# The request
Reproduce the data below, changing every "swirl-decoration" to "swirl-ornament" and leaving everything else unchanged. Omit the pictures from your answer.
* * * * * * *
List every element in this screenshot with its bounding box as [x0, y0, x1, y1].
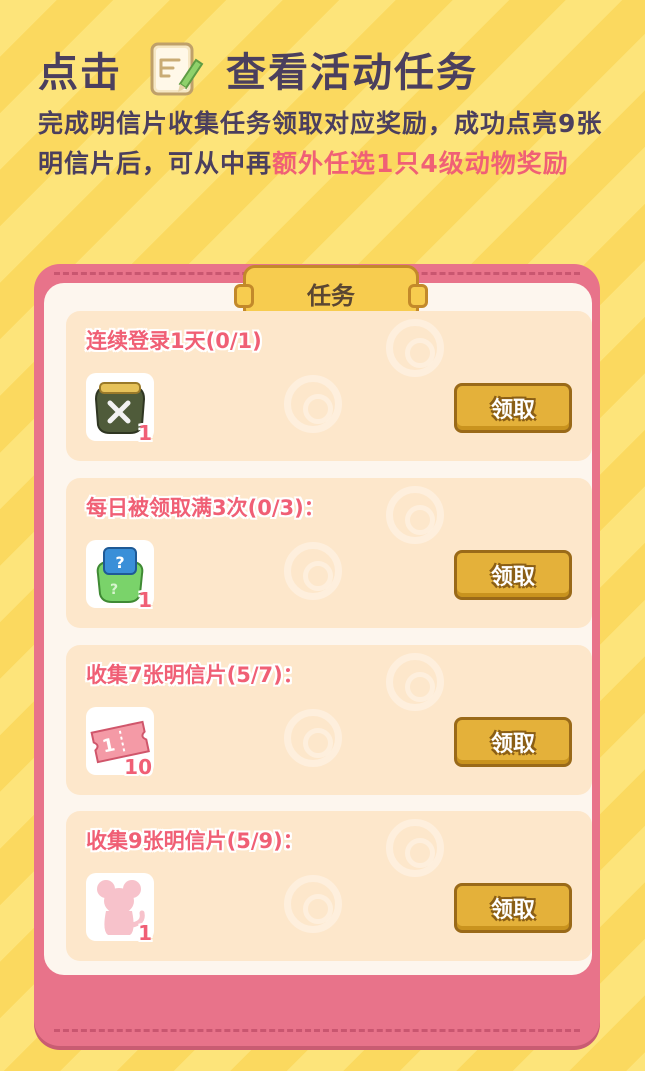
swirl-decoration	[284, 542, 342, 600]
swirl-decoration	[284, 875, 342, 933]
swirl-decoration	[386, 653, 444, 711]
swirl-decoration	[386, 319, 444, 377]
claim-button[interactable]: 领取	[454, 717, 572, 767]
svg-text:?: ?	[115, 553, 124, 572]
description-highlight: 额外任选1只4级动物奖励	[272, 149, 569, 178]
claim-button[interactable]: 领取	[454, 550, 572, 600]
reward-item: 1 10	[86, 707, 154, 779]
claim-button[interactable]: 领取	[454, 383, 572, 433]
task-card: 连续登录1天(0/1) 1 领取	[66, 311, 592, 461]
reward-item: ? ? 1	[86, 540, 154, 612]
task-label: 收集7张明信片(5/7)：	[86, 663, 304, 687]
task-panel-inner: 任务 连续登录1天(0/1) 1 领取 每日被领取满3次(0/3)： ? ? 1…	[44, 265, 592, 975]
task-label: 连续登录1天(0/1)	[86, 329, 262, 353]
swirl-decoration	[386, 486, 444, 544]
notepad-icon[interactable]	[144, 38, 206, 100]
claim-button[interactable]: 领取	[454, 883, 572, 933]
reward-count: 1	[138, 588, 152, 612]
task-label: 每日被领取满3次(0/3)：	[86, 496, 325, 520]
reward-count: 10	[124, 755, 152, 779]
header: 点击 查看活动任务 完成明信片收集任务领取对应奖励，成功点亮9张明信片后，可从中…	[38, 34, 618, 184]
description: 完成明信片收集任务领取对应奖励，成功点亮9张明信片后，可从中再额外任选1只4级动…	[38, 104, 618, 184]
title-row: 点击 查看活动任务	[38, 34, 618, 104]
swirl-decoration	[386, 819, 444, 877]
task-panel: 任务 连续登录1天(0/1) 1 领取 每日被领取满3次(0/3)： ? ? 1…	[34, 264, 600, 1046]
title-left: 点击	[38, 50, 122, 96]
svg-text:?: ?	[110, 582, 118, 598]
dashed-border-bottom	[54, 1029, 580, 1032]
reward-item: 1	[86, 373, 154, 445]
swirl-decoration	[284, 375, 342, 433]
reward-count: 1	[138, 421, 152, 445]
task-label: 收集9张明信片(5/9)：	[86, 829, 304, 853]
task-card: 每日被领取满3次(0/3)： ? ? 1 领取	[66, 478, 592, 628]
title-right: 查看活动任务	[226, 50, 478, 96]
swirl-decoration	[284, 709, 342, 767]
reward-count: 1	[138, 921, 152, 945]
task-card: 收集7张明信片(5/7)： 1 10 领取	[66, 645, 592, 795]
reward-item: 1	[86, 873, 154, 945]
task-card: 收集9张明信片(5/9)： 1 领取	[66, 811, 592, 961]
* * * * * * *
# Completed task
List every element in this screenshot with its bounding box as [x0, y0, x1, y1].
swirl-ornament	[284, 542, 342, 600]
swirl-ornament	[284, 875, 342, 933]
swirl-ornament	[386, 653, 444, 711]
swirl-ornament	[386, 319, 444, 377]
claim-button[interactable]: 领取	[454, 717, 572, 767]
svg-text:?: ?	[115, 553, 124, 572]
description-highlight: 额外任选1只4级动物奖励	[272, 149, 569, 178]
claim-button[interactable]: 领取	[454, 550, 572, 600]
reward-item: 1 10	[86, 707, 154, 779]
claim-button[interactable]: 领取	[454, 383, 572, 433]
task-card: 连续登录1天(0/1) 1 领取	[66, 311, 592, 461]
reward-item: ? ? 1	[86, 540, 154, 612]
task-label: 收集7张明信片(5/7)：	[86, 663, 304, 687]
task-panel-inner: 任务 连续登录1天(0/1) 1 领取 每日被领取满3次(0/3)： ? ? 1…	[44, 265, 592, 975]
task-label: 连续登录1天(0/1)	[86, 329, 262, 353]
swirl-ornament	[386, 486, 444, 544]
notepad-icon[interactable]	[144, 38, 206, 100]
claim-button[interactable]: 领取	[454, 883, 572, 933]
reward-count: 1	[138, 588, 152, 612]
task-label: 每日被领取满3次(0/3)：	[86, 496, 325, 520]
reward-count: 10	[124, 755, 152, 779]
header: 点击 查看活动任务 完成明信片收集任务领取对应奖励，成功点亮9张明信片后，可从中…	[38, 34, 618, 184]
description: 完成明信片收集任务领取对应奖励，成功点亮9张明信片后，可从中再额外任选1只4级动…	[38, 104, 618, 184]
title-row: 点击 查看活动任务	[38, 34, 618, 104]
swirl-ornament	[386, 819, 444, 877]
task-panel: 任务 连续登录1天(0/1) 1 领取 每日被领取满3次(0/3)： ? ? 1…	[34, 264, 600, 1046]
title-left: 点击	[38, 50, 122, 96]
svg-text:?: ?	[110, 582, 118, 598]
dashed-border-bottom	[54, 1029, 580, 1032]
reward-item: 1	[86, 373, 154, 445]
swirl-ornament	[284, 375, 342, 433]
reward-count: 1	[138, 421, 152, 445]
task-label: 收集9张明信片(5/9)：	[86, 829, 304, 853]
task-card: 每日被领取满3次(0/3)： ? ? 1 领取	[66, 478, 592, 628]
title-right: 查看活动任务	[226, 50, 478, 96]
swirl-ornament	[284, 709, 342, 767]
reward-count: 1	[138, 921, 152, 945]
task-card: 收集7张明信片(5/7)： 1 10 领取	[66, 645, 592, 795]
reward-item: 1	[86, 873, 154, 945]
task-card: 收集9张明信片(5/9)： 1 领取	[66, 811, 592, 961]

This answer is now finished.